Requirements: Which lines below hold the word "JSON"? Copy all of them.

Listed records:
————

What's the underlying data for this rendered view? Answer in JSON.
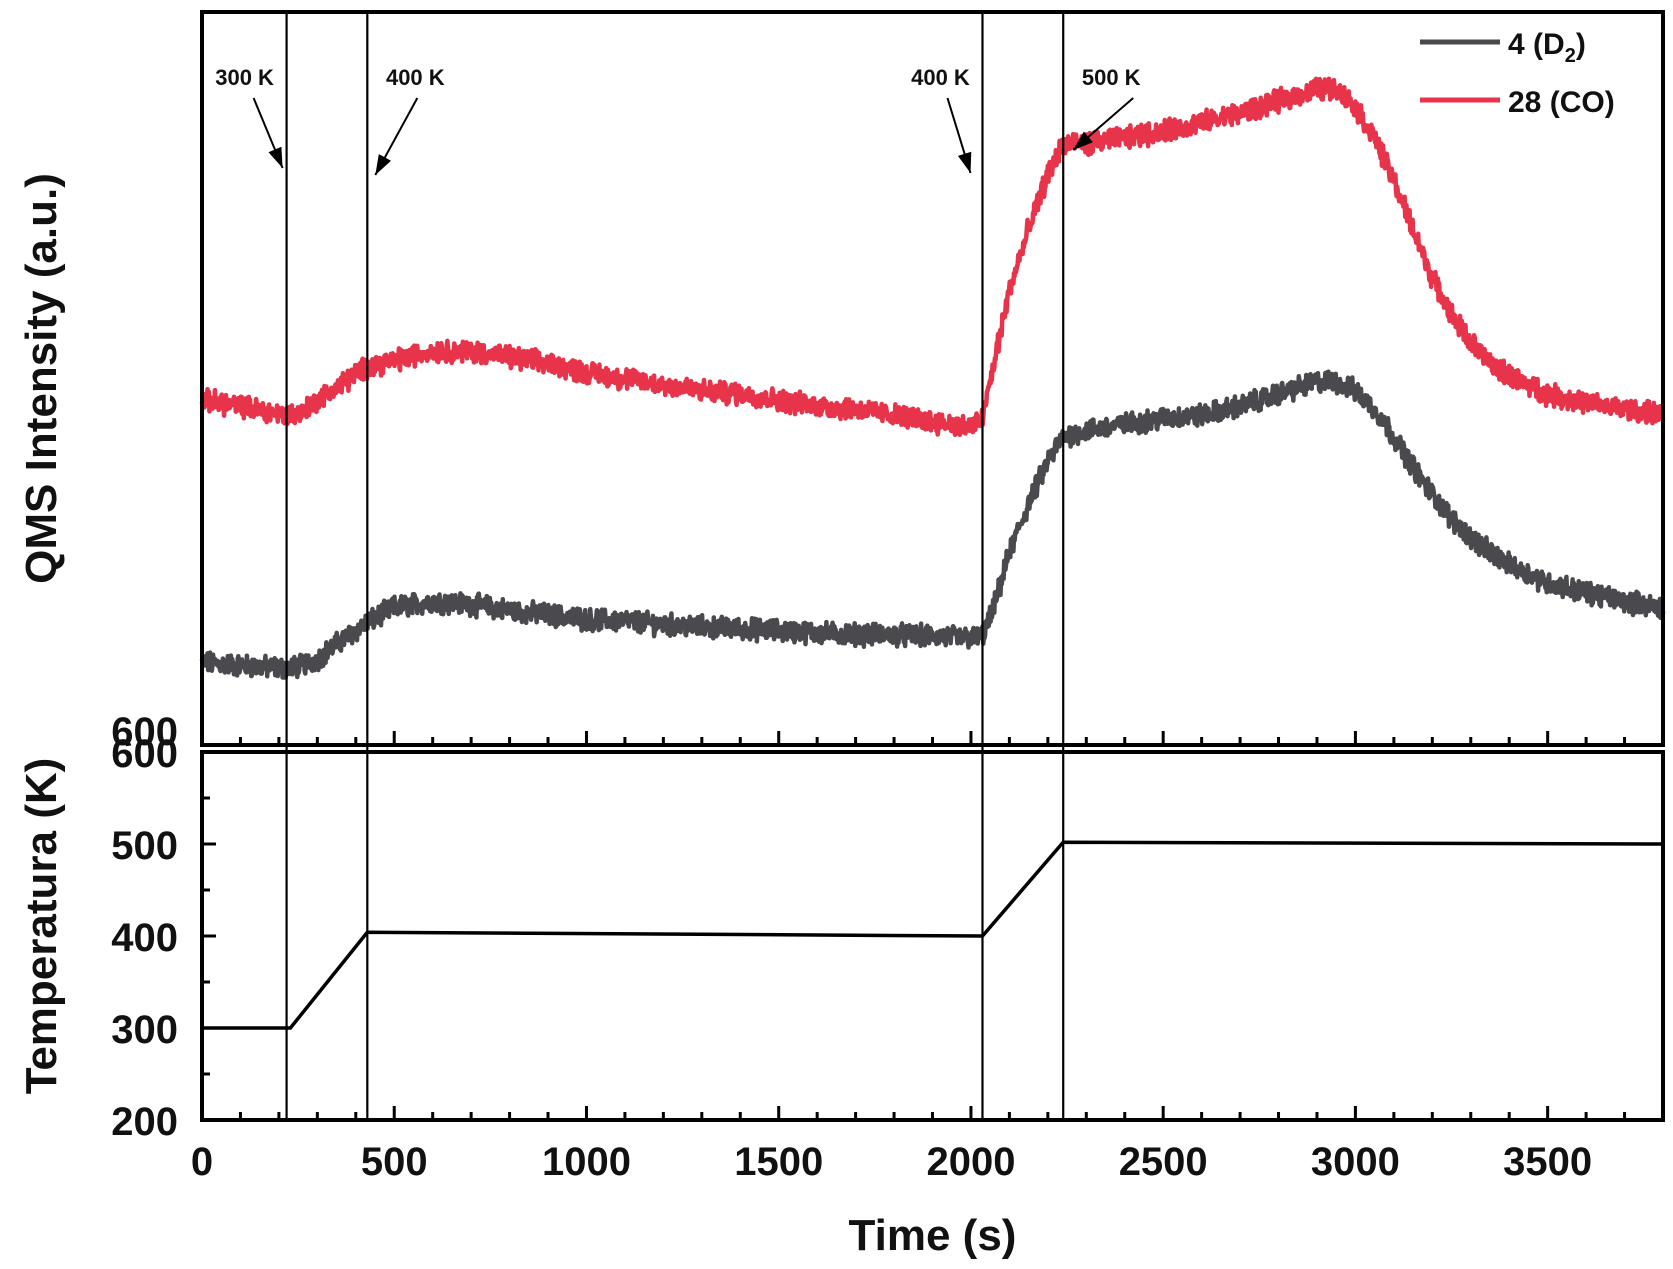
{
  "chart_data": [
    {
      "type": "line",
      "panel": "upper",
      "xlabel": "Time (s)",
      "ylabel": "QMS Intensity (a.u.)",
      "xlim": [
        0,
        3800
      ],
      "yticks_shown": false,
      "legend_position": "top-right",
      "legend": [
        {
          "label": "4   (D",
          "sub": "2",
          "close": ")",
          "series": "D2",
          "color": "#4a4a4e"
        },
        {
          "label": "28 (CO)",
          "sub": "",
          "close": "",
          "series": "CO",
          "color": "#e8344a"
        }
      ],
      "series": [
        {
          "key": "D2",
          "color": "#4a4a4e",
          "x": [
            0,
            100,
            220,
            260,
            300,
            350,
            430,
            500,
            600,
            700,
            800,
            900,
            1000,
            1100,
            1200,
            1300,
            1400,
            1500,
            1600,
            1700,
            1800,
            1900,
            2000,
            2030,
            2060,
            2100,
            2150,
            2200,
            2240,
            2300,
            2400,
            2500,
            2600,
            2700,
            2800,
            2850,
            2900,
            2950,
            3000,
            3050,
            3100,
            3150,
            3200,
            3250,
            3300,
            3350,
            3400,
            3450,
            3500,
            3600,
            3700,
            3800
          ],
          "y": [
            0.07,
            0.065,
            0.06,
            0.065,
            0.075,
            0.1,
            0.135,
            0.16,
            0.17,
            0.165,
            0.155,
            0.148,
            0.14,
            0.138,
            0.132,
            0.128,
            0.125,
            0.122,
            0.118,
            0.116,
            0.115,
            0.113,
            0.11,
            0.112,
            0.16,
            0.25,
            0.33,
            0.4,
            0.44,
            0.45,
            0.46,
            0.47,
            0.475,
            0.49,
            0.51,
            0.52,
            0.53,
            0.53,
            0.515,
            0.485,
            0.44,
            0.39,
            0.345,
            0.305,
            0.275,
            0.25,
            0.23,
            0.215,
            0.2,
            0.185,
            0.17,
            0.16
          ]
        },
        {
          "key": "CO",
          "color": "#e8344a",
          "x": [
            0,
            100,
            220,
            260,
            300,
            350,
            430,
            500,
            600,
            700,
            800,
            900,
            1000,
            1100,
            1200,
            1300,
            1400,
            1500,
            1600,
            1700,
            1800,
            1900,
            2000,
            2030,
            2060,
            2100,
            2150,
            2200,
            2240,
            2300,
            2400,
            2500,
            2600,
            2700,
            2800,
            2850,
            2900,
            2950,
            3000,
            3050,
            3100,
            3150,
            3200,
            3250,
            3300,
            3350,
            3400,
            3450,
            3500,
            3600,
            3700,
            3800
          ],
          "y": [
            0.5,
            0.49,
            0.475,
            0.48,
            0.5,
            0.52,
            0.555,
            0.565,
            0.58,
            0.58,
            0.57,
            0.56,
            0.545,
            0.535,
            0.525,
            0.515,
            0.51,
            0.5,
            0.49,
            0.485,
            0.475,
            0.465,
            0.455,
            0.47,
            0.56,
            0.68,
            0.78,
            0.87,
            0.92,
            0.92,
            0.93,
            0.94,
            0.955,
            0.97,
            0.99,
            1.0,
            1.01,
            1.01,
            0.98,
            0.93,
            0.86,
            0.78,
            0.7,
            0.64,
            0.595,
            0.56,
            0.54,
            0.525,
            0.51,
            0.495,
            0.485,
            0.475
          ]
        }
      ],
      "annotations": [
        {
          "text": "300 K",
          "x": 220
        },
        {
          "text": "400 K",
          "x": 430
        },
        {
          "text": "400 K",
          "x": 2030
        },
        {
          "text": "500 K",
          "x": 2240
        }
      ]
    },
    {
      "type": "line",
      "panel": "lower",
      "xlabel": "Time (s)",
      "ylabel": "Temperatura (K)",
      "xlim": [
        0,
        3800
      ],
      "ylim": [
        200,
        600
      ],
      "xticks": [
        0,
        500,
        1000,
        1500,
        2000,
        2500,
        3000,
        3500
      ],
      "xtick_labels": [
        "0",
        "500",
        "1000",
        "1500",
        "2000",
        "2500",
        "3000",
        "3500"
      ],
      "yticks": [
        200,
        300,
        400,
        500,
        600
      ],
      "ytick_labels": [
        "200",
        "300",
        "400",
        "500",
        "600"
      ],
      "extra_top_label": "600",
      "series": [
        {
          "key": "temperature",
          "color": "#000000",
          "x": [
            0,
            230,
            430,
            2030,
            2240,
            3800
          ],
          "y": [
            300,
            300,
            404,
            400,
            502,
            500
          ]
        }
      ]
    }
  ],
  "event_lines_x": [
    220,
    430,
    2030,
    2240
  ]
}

————

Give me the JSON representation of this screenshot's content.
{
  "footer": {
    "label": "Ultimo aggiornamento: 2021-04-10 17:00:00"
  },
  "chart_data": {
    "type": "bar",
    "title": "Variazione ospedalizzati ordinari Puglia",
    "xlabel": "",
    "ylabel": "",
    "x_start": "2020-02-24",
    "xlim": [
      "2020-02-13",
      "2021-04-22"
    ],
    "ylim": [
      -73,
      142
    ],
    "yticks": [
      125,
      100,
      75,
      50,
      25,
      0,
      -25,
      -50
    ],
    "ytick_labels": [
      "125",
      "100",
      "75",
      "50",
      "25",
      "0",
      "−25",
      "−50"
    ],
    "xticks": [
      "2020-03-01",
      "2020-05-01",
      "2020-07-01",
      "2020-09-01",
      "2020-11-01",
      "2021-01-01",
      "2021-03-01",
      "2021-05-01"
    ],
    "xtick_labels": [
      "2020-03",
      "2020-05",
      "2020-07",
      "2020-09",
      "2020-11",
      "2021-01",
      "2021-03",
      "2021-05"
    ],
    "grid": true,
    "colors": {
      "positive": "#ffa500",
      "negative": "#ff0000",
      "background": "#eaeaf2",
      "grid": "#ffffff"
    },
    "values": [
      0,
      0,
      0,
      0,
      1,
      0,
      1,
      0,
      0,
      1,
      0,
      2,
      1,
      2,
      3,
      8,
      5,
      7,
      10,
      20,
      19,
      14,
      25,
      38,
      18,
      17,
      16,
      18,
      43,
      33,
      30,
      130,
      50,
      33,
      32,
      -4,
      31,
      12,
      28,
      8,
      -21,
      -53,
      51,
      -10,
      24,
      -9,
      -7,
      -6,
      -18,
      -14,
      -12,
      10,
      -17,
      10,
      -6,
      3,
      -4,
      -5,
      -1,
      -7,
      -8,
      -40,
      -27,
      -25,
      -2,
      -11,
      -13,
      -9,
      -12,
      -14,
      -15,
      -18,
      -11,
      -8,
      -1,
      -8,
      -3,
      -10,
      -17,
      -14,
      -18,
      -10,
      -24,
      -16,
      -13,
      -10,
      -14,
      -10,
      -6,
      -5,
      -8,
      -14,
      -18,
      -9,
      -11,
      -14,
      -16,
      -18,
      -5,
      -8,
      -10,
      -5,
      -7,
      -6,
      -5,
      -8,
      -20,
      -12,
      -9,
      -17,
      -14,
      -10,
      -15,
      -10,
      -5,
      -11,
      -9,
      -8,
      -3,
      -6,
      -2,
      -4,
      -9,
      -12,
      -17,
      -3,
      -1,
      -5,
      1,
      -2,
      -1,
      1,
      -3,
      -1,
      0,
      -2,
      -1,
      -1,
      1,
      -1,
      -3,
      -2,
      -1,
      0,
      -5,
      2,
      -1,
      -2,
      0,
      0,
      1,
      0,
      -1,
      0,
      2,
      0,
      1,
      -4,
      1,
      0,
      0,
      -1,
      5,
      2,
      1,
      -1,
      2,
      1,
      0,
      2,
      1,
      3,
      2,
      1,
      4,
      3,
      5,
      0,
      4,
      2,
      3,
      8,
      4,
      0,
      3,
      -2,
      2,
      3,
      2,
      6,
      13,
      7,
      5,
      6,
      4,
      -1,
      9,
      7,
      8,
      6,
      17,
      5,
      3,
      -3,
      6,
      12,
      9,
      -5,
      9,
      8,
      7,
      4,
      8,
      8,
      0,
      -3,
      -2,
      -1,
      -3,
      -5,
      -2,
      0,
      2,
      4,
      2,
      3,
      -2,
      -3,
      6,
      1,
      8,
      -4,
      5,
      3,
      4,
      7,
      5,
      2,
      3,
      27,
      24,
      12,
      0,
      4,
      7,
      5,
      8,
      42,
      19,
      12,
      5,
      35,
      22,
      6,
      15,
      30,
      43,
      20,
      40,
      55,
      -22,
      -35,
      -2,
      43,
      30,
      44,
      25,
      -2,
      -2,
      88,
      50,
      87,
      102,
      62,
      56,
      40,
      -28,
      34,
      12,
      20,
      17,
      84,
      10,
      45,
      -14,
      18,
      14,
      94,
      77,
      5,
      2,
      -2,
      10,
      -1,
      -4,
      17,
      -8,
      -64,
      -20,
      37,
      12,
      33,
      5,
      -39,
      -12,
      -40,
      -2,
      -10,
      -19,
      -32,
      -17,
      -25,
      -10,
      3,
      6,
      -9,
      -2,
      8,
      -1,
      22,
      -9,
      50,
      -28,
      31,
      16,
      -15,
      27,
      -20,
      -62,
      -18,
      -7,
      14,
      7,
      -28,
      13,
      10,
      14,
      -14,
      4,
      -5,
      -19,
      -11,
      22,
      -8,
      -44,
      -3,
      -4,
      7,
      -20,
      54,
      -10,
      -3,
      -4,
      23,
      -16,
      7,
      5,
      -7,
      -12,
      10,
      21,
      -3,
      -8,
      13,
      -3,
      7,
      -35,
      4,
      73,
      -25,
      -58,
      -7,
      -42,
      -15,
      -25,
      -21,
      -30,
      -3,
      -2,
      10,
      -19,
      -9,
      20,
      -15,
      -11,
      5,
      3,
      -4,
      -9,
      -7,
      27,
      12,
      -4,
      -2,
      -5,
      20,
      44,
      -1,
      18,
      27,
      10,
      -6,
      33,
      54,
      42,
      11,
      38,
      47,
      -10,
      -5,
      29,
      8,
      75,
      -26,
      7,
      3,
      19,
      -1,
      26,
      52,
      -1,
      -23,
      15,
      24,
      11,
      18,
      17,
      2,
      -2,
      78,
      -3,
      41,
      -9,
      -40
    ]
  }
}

————

Full output:
What's the underlying data for this rendered view? Answer in JSON.
Give me the JSON representation of this screenshot's content.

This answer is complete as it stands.